(Data items)
◇ ◇ ◇ ◇
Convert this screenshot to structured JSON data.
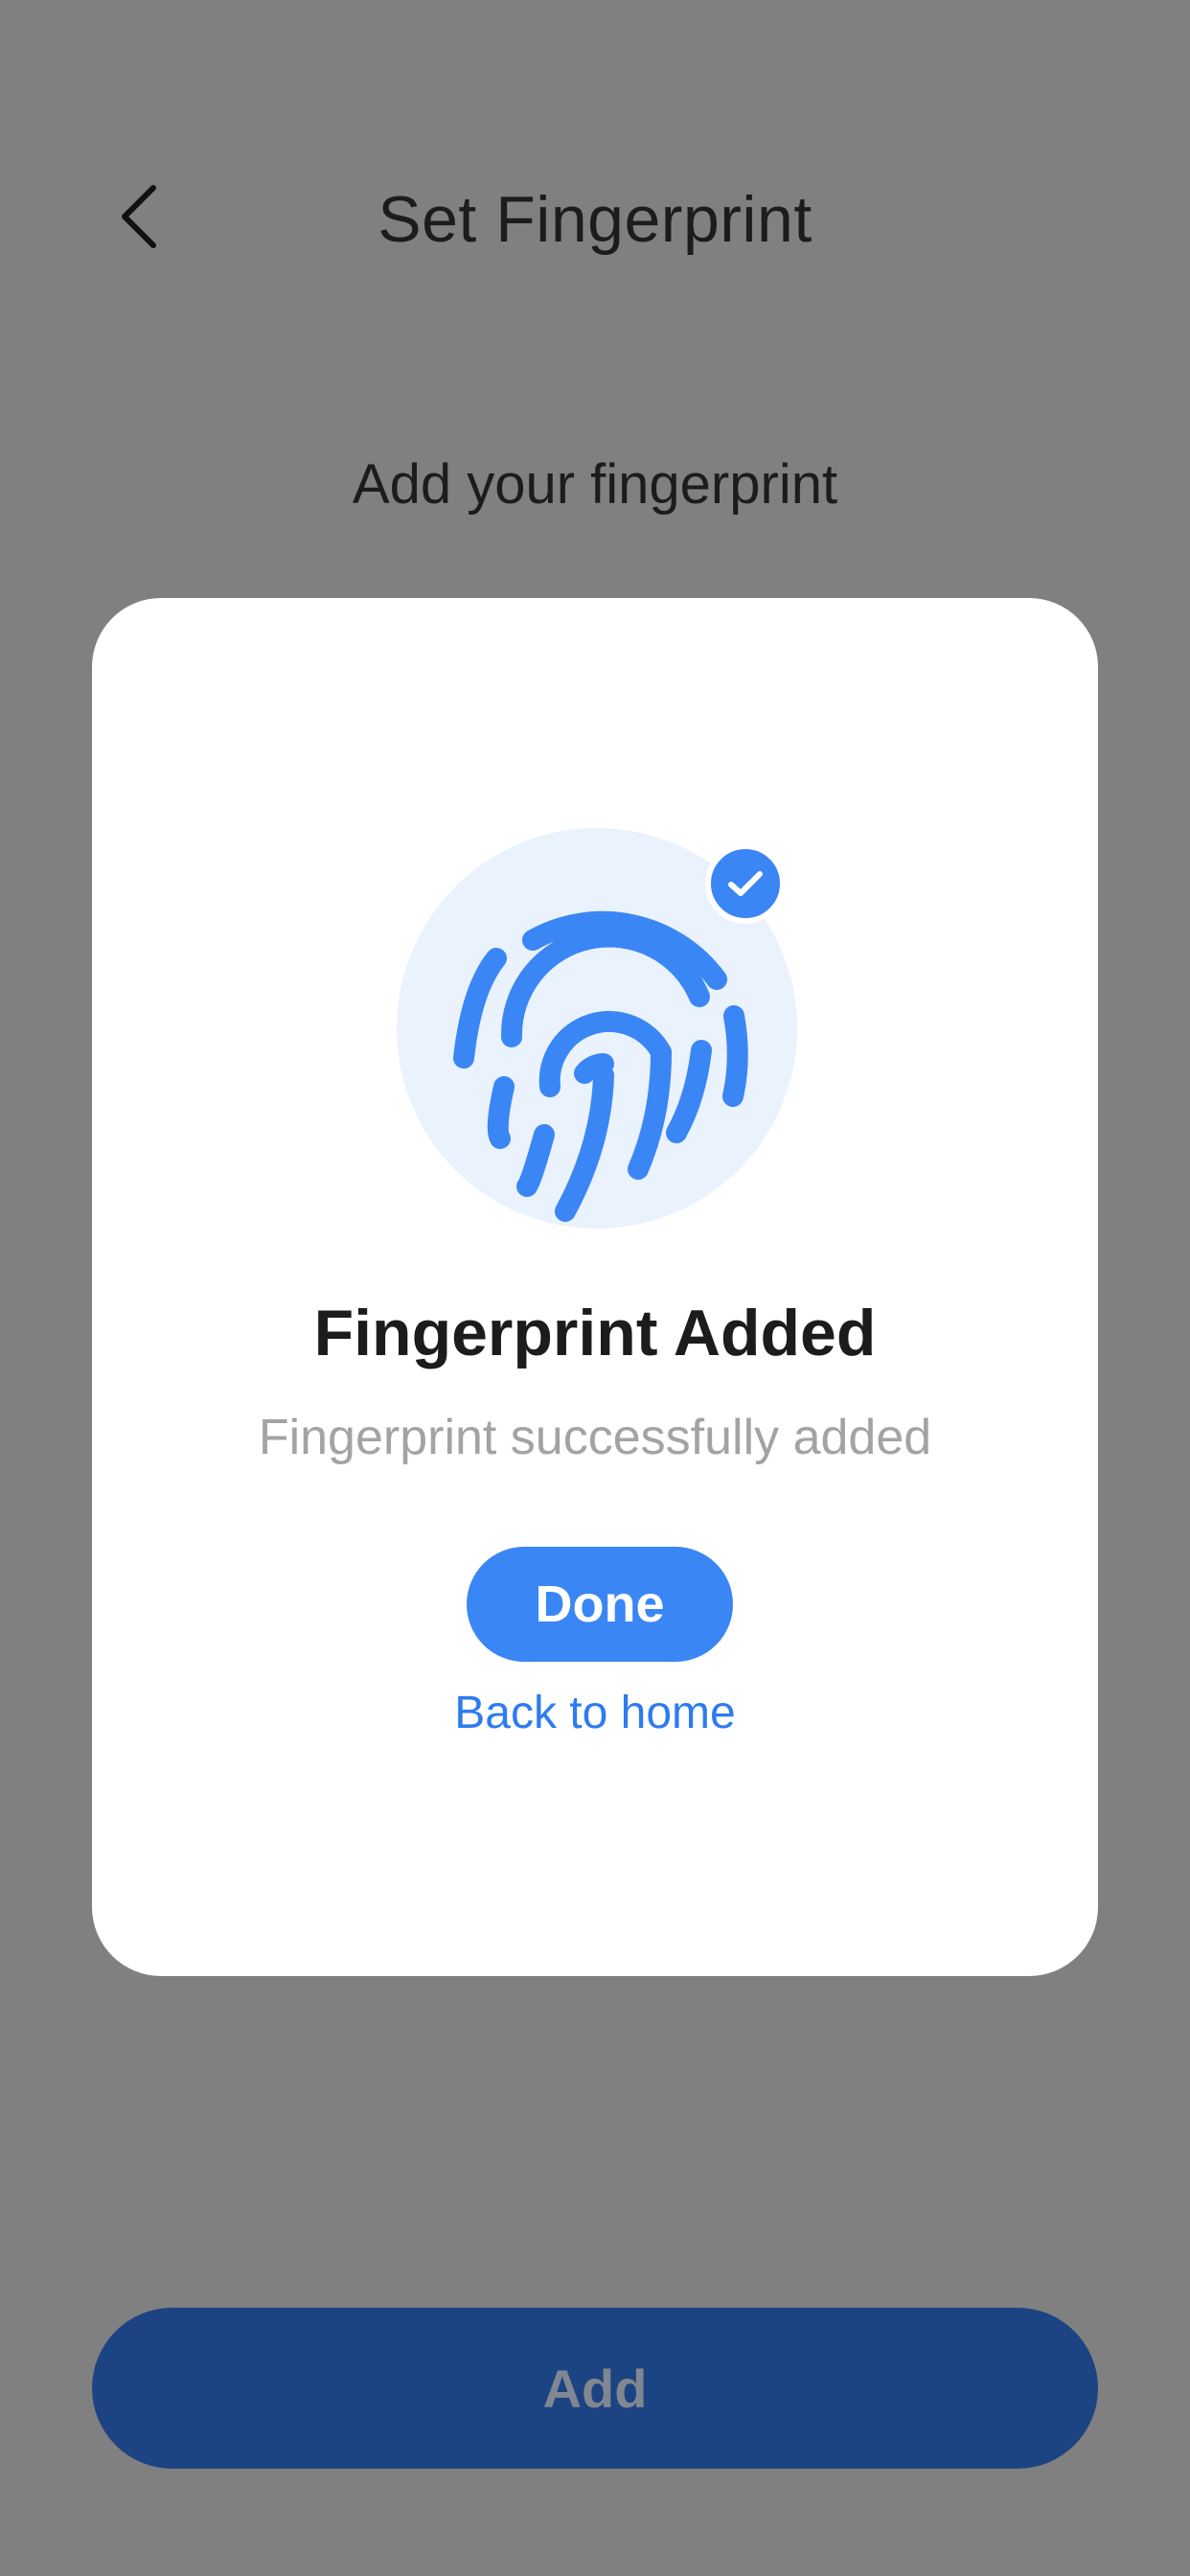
{
  "header": {
    "back_icon": "chevron-left-icon",
    "title": "Set Fingerprint"
  },
  "instruction": "Add your fingerprint",
  "modal": {
    "icon": "fingerprint-icon",
    "badge_icon": "check-icon",
    "title": "Fingerprint Added",
    "subtitle": "Fingerprint successfully added",
    "done_label": "Done",
    "home_link_label": "Back to home"
  },
  "footer": {
    "add_label": "Add"
  },
  "colors": {
    "overlay_background": "#808080",
    "accent": "#3a86f5",
    "icon_circle": "#eaf2fd",
    "add_button_dimmed": "#1c4382"
  }
}
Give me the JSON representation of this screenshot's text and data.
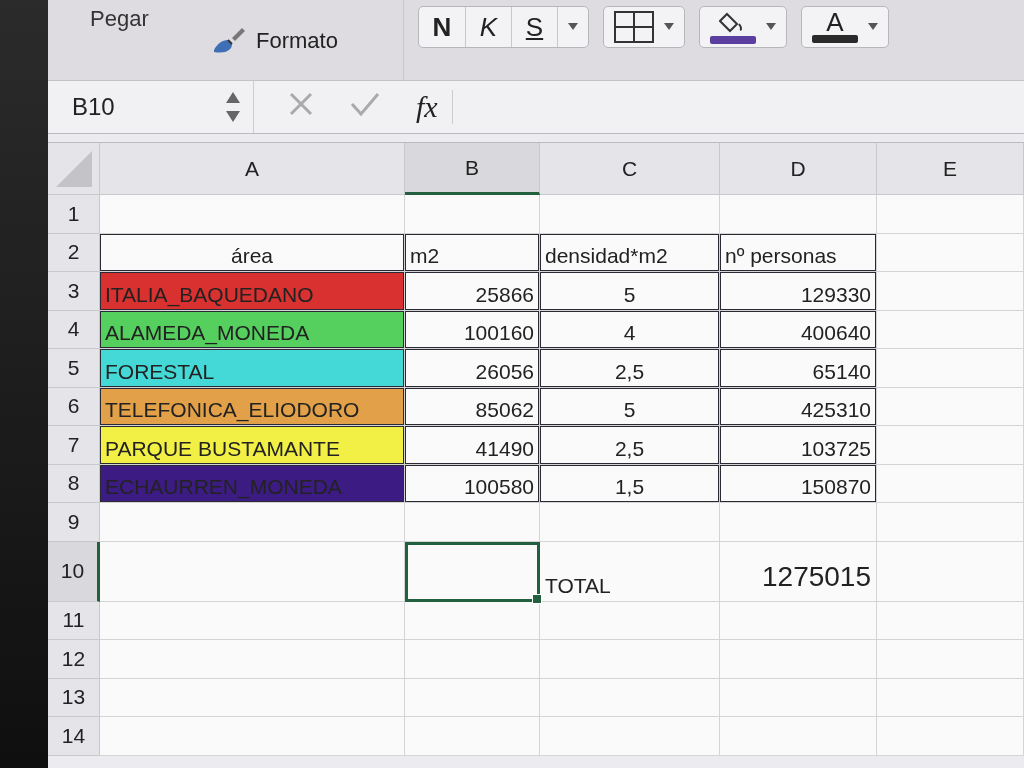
{
  "ribbon": {
    "paste_label": "Pegar",
    "format_label": "Formato",
    "font_buttons": [
      {
        "label": "N",
        "kind": "bold"
      },
      {
        "label": "K",
        "kind": "italic"
      },
      {
        "label": "S",
        "kind": "underline"
      }
    ],
    "font_color_label": "A"
  },
  "formula_bar": {
    "name_box": "B10",
    "fx_label": "fx"
  },
  "columns": [
    {
      "label": "A",
      "selected": false
    },
    {
      "label": "B",
      "selected": true
    },
    {
      "label": "C",
      "selected": false
    },
    {
      "label": "D",
      "selected": false
    },
    {
      "label": "E",
      "selected": false
    }
  ],
  "rows": [
    {
      "number": "1",
      "selected": false,
      "kind": "blank",
      "cells": {}
    },
    {
      "number": "2",
      "selected": false,
      "kind": "header",
      "cells": {
        "A": {
          "text": "área",
          "selected": false
        },
        "B": {
          "text": "m2",
          "selected": false
        },
        "C": {
          "text": "densidad*m2",
          "selected": false
        },
        "D": {
          "text": "nº personas",
          "selected": false
        }
      }
    },
    {
      "number": "3",
      "selected": false,
      "kind": "data",
      "cells": {
        "A": {
          "text": "ITALIA_BAQUEDANO",
          "color": "#d8312f",
          "selected": false
        },
        "B": {
          "text": "25866",
          "selected": false
        },
        "C": {
          "text": "5",
          "selected": false
        },
        "D": {
          "text": "129330",
          "selected": false
        }
      }
    },
    {
      "number": "4",
      "selected": false,
      "kind": "data",
      "cells": {
        "A": {
          "text": "ALAMEDA_MONEDA",
          "color": "#55cf5e",
          "selected": false
        },
        "B": {
          "text": "100160",
          "selected": false
        },
        "C": {
          "text": "4",
          "selected": false
        },
        "D": {
          "text": "400640",
          "selected": false
        }
      }
    },
    {
      "number": "5",
      "selected": false,
      "kind": "data",
      "cells": {
        "A": {
          "text": "FORESTAL",
          "color": "#44d9d6",
          "selected": false
        },
        "B": {
          "text": "26056",
          "selected": false
        },
        "C": {
          "text": "2,5",
          "selected": false
        },
        "D": {
          "text": "65140",
          "selected": false
        }
      }
    },
    {
      "number": "6",
      "selected": false,
      "kind": "data",
      "cells": {
        "A": {
          "text": "TELEFONICA_ELIODORO",
          "color": "#e2a148",
          "selected": false
        },
        "B": {
          "text": "85062",
          "selected": false
        },
        "C": {
          "text": "5",
          "selected": false
        },
        "D": {
          "text": "425310",
          "selected": false
        }
      }
    },
    {
      "number": "7",
      "selected": false,
      "kind": "data",
      "cells": {
        "A": {
          "text": "PARQUE BUSTAMANTE",
          "color": "#f2f044",
          "selected": false
        },
        "B": {
          "text": "41490",
          "selected": false
        },
        "C": {
          "text": "2,5",
          "selected": false
        },
        "D": {
          "text": "103725",
          "selected": false
        }
      }
    },
    {
      "number": "8",
      "selected": false,
      "kind": "data",
      "cells": {
        "A": {
          "text": "ECHAURREN_MONEDA",
          "color": "#3c1c82",
          "selected": false
        },
        "B": {
          "text": "100580",
          "selected": false
        },
        "C": {
          "text": "1,5",
          "selected": false
        },
        "D": {
          "text": "150870",
          "selected": false
        }
      }
    },
    {
      "number": "9",
      "selected": false,
      "kind": "blank",
      "cells": {}
    },
    {
      "number": "10",
      "selected": true,
      "kind": "total",
      "cells": {
        "B": {
          "selected": true
        },
        "C": {
          "text": "TOTAL",
          "selected": false
        },
        "D": {
          "text": "1275015",
          "selected": false
        }
      }
    },
    {
      "number": "11",
      "selected": false,
      "kind": "blank",
      "cells": {}
    },
    {
      "number": "12",
      "selected": false,
      "kind": "blank",
      "cells": {}
    },
    {
      "number": "13",
      "selected": false,
      "kind": "blank",
      "cells": {}
    },
    {
      "number": "14",
      "selected": false,
      "kind": "blank",
      "cells": {}
    }
  ]
}
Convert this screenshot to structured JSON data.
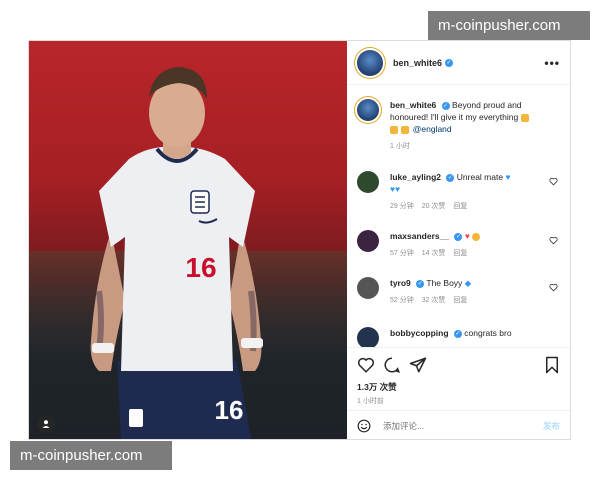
{
  "watermark_top": "m-coinpusher.com",
  "watermark_bottom": "m-coinpusher.com",
  "header": {
    "username": "ben_white6",
    "more": "•••"
  },
  "caption": {
    "username": "ben_white6",
    "text": "Beyond proud and honoured! I'll give it my everything",
    "mention": "@england",
    "time": "1 小时"
  },
  "comments": [
    {
      "username": "luke_ayling2",
      "text": "Unreal mate",
      "time": "29 分钟",
      "likes": "20 次赞",
      "reply": "回复"
    },
    {
      "username": "maxsanders__",
      "text": "",
      "time": "57 分钟",
      "likes": "14 次赞",
      "reply": "回复"
    },
    {
      "username": "tyro9",
      "text": "The Boyy",
      "time": "52 分钟",
      "likes": "32 次赞",
      "reply": "回复"
    },
    {
      "username": "bobbycopping",
      "text": "congrats bro",
      "time": "",
      "likes": "",
      "reply": ""
    }
  ],
  "likes_count": "1.3万 次赞",
  "post_time": "1 小时前",
  "add_comment": {
    "placeholder": "添加评论...",
    "post_label": "发布"
  },
  "jersey_number": "16",
  "colors": {
    "verified": "#3897f0",
    "link": "#00376b",
    "heart": "#ed4956"
  }
}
◇ ◇ ◇ ◇
◆ **Given task**: Determine how many lines of the listing hold the word "true" and reply with that figure alone.

◆ **The solution**: 3